▶ **WRITTEN TASK**: Look through the data for the string "link". Copy every line where it is found.

╭──

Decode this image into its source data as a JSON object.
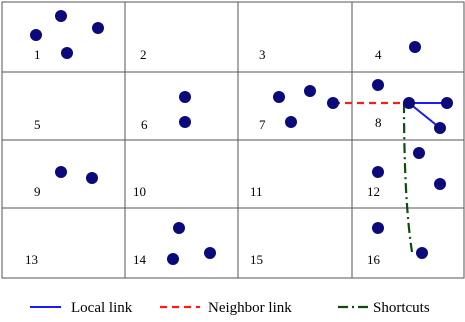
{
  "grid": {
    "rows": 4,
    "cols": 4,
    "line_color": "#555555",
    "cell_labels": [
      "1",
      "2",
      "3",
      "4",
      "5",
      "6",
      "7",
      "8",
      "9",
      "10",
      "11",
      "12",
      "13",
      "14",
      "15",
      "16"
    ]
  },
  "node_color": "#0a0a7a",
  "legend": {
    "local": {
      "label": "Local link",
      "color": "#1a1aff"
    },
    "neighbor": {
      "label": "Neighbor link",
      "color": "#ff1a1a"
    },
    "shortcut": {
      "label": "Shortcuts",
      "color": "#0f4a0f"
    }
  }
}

╰──

▶ **THE REPLY**:
      "label": "Local link",
      "label": "Neighbor link",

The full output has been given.